[Saved data entries]

* START *

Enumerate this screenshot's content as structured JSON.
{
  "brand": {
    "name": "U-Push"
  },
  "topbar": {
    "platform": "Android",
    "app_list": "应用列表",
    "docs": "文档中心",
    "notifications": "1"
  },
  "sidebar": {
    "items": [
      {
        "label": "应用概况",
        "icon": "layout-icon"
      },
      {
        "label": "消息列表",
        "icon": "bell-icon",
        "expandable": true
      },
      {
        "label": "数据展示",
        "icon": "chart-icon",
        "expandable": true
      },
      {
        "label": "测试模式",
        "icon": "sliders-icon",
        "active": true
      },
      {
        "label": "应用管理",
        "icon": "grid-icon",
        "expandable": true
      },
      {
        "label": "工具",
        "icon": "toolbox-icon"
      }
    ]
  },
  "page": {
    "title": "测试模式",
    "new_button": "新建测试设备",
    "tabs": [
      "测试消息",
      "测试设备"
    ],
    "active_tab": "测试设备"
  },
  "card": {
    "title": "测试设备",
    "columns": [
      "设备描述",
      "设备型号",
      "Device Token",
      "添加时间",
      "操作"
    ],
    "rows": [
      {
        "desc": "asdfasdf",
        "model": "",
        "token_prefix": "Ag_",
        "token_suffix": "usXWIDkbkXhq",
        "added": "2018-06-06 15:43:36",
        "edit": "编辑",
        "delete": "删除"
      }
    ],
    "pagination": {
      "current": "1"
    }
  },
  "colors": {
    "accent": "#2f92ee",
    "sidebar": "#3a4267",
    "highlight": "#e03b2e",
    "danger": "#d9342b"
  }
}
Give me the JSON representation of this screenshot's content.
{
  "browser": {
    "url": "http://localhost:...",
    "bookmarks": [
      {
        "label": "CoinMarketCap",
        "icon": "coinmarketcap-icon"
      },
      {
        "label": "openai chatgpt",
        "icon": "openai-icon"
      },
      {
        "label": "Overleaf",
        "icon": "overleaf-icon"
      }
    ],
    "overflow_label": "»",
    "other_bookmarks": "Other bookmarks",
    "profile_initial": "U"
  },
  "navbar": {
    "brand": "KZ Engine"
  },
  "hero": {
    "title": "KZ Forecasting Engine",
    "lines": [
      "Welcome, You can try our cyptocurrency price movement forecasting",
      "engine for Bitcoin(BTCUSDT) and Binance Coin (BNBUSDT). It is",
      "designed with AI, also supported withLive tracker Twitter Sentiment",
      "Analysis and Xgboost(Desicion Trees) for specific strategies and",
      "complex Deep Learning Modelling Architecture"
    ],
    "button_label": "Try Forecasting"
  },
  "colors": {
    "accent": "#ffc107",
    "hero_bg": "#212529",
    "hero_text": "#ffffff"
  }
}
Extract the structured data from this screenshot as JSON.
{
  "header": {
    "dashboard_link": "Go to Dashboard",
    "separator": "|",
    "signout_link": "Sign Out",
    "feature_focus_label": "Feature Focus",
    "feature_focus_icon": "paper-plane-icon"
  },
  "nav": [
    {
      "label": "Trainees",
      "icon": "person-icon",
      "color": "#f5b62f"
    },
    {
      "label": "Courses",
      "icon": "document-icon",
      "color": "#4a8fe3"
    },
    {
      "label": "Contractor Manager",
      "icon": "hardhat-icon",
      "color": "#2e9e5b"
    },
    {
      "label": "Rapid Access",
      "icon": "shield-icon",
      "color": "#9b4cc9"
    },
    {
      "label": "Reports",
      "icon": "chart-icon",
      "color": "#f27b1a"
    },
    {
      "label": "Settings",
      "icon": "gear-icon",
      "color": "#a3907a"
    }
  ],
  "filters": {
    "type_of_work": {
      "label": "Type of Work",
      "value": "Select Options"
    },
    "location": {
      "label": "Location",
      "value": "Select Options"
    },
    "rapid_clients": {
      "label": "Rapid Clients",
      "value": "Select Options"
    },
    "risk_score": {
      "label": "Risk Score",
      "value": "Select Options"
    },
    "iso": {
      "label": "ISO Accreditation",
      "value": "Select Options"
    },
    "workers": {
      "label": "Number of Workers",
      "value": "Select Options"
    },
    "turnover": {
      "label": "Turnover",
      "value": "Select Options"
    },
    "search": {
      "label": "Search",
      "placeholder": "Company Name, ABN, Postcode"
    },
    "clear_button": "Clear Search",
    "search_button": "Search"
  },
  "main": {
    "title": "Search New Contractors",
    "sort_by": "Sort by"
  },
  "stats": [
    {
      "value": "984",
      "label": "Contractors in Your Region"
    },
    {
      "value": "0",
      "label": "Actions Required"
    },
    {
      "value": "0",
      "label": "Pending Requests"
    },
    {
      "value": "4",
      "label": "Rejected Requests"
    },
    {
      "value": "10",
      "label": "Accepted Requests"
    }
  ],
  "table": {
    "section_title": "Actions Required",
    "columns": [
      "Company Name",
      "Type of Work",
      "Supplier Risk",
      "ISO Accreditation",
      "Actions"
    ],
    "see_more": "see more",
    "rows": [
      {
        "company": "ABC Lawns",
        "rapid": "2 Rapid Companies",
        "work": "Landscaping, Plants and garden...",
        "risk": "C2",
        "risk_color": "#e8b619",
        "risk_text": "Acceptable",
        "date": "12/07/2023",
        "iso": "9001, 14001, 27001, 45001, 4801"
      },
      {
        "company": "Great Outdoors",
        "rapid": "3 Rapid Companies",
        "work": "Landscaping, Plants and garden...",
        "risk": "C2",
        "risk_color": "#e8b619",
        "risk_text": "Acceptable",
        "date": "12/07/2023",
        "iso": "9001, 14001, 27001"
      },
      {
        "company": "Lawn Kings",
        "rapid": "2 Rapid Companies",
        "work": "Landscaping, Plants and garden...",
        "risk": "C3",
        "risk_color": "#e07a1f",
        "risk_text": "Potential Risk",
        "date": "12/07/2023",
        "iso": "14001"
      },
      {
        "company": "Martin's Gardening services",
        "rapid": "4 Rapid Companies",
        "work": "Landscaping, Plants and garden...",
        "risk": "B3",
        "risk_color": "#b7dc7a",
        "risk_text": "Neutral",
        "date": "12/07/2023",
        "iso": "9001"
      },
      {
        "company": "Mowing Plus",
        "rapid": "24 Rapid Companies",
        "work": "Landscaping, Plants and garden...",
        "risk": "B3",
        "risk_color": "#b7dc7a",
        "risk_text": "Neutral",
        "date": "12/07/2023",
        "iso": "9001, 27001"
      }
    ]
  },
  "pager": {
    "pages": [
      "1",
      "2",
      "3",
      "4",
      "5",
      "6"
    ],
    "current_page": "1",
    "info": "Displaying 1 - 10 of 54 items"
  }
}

* END *

> [Direction] Exactly reproduce every record.

> [Answer to the task]
Enumerate this screenshot's content as structured JSON.
{
  "brand": {
    "name": "U-Push"
  },
  "topbar": {
    "platform": "Android",
    "app_list": "应用列表",
    "docs": "文档中心",
    "notifications": "1"
  },
  "sidebar": {
    "items": [
      {
        "label": "应用概况",
        "icon": "layout-icon"
      },
      {
        "label": "消息列表",
        "icon": "bell-icon",
        "expandable": true
      },
      {
        "label": "数据展示",
        "icon": "chart-icon",
        "expandable": true
      },
      {
        "label": "测试模式",
        "icon": "sliders-icon",
        "active": true
      },
      {
        "label": "应用管理",
        "icon": "grid-icon",
        "expandable": true
      },
      {
        "label": "工具",
        "icon": "toolbox-icon"
      }
    ]
  },
  "page": {
    "title": "测试模式",
    "new_button": "新建测试设备",
    "tabs": [
      "测试消息",
      "测试设备"
    ],
    "active_tab": "测试设备"
  },
  "card": {
    "title": "测试设备",
    "columns": [
      "设备描述",
      "设备型号",
      "Device Token",
      "添加时间",
      "操作"
    ],
    "rows": [
      {
        "desc": "asdfasdf",
        "model": "",
        "token_prefix": "Ag_",
        "token_suffix": "usXWIDkbkXhq",
        "added": "2018-06-06 15:43:36",
        "edit": "编辑",
        "delete": "删除"
      }
    ],
    "pagination": {
      "current": "1"
    }
  },
  "colors": {
    "accent": "#2f92ee",
    "sidebar": "#3a4267",
    "highlight": "#e03b2e",
    "danger": "#d9342b"
  }
}
Give me the JSON representation of this screenshot's content.
{
  "browser": {
    "url": "http://localhost:...",
    "bookmarks": [
      {
        "label": "CoinMarketCap",
        "icon": "coinmarketcap-icon"
      },
      {
        "label": "openai chatgpt",
        "icon": "openai-icon"
      },
      {
        "label": "Overleaf",
        "icon": "overleaf-icon"
      }
    ],
    "overflow_label": "»",
    "other_bookmarks": "Other bookmarks",
    "profile_initial": "U"
  },
  "navbar": {
    "brand": "KZ Engine"
  },
  "hero": {
    "title": "KZ Forecasting Engine",
    "lines": [
      "Welcome, You can try our cyptocurrency price movement forecasting",
      "engine for Bitcoin(BTCUSDT) and Binance Coin (BNBUSDT). It is",
      "designed with AI, also supported withLive tracker Twitter Sentiment",
      "Analysis and Xgboost(Desicion Trees) for specific strategies and",
      "complex Deep Learning Modelling Architecture"
    ],
    "button_label": "Try Forecasting"
  },
  "colors": {
    "accent": "#ffc107",
    "hero_bg": "#212529",
    "hero_text": "#ffffff"
  }
}
Extract the structured data from this screenshot as JSON.
{
  "header": {
    "dashboard_link": "Go to Dashboard",
    "separator": "|",
    "signout_link": "Sign Out",
    "feature_focus_label": "Feature Focus",
    "feature_focus_icon": "paper-plane-icon"
  },
  "nav": [
    {
      "label": "Trainees",
      "icon": "person-icon",
      "color": "#f5b62f"
    },
    {
      "label": "Courses",
      "icon": "document-icon",
      "color": "#4a8fe3"
    },
    {
      "label": "Contractor Manager",
      "icon": "hardhat-icon",
      "color": "#2e9e5b"
    },
    {
      "label": "Rapid Access",
      "icon": "shield-icon",
      "color": "#9b4cc9"
    },
    {
      "label": "Reports",
      "icon": "chart-icon",
      "color": "#f27b1a"
    },
    {
      "label": "Settings",
      "icon": "gear-icon",
      "color": "#a3907a"
    }
  ],
  "filters": {
    "type_of_work": {
      "label": "Type of Work",
      "value": "Select Options"
    },
    "location": {
      "label": "Location",
      "value": "Select Options"
    },
    "rapid_clients": {
      "label": "Rapid Clients",
      "value": "Select Options"
    },
    "risk_score": {
      "label": "Risk Score",
      "value": "Select Options"
    },
    "iso": {
      "label": "ISO Accreditation",
      "value": "Select Options"
    },
    "workers": {
      "label": "Number of Workers",
      "value": "Select Options"
    },
    "turnover": {
      "label": "Turnover",
      "value": "Select Options"
    },
    "search": {
      "label": "Search",
      "placeholder": "Company Name, ABN, Postcode"
    },
    "clear_button": "Clear Search",
    "search_button": "Search"
  },
  "main": {
    "title": "Search New Contractors",
    "sort_by": "Sort by"
  },
  "stats": [
    {
      "value": "984",
      "label": "Contractors in Your Region"
    },
    {
      "value": "0",
      "label": "Actions Required"
    },
    {
      "value": "0",
      "label": "Pending Requests"
    },
    {
      "value": "4",
      "label": "Rejected Requests"
    },
    {
      "value": "10",
      "label": "Accepted Requests"
    }
  ],
  "table": {
    "section_title": "Actions Required",
    "columns": [
      "Company Name",
      "Type of Work",
      "Supplier Risk",
      "ISO Accreditation",
      "Actions"
    ],
    "see_more": "see more",
    "rows": [
      {
        "company": "ABC Lawns",
        "rapid": "2 Rapid Companies",
        "work": "Landscaping, Plants and garden...",
        "risk": "C2",
        "risk_color": "#e8b619",
        "risk_text": "Acceptable",
        "date": "12/07/2023",
        "iso": "9001, 14001, 27001, 45001, 4801"
      },
      {
        "company": "Great Outdoors",
        "rapid": "3 Rapid Companies",
        "work": "Landscaping, Plants and garden...",
        "risk": "C2",
        "risk_color": "#e8b619",
        "risk_text": "Acceptable",
        "date": "12/07/2023",
        "iso": "9001, 14001, 27001"
      },
      {
        "company": "Lawn Kings",
        "rapid": "2 Rapid Companies",
        "work": "Landscaping, Plants and garden...",
        "risk": "C3",
        "risk_color": "#e07a1f",
        "risk_text": "Potential Risk",
        "date": "12/07/2023",
        "iso": "14001"
      },
      {
        "company": "Martin's Gardening services",
        "rapid": "4 Rapid Companies",
        "work": "Landscaping, Plants and garden...",
        "risk": "B3",
        "risk_color": "#b7dc7a",
        "risk_text": "Neutral",
        "date": "12/07/2023",
        "iso": "9001"
      },
      {
        "company": "Mowing Plus",
        "rapid": "24 Rapid Companies",
        "work": "Landscaping, Plants and garden...",
        "risk": "B3",
        "risk_color": "#b7dc7a",
        "risk_text": "Neutral",
        "date": "12/07/2023",
        "iso": "9001, 27001"
      }
    ]
  },
  "pager": {
    "pages": [
      "1",
      "2",
      "3",
      "4",
      "5",
      "6"
    ],
    "current_page": "1",
    "info": "Displaying 1 - 10 of 54 items"
  }
}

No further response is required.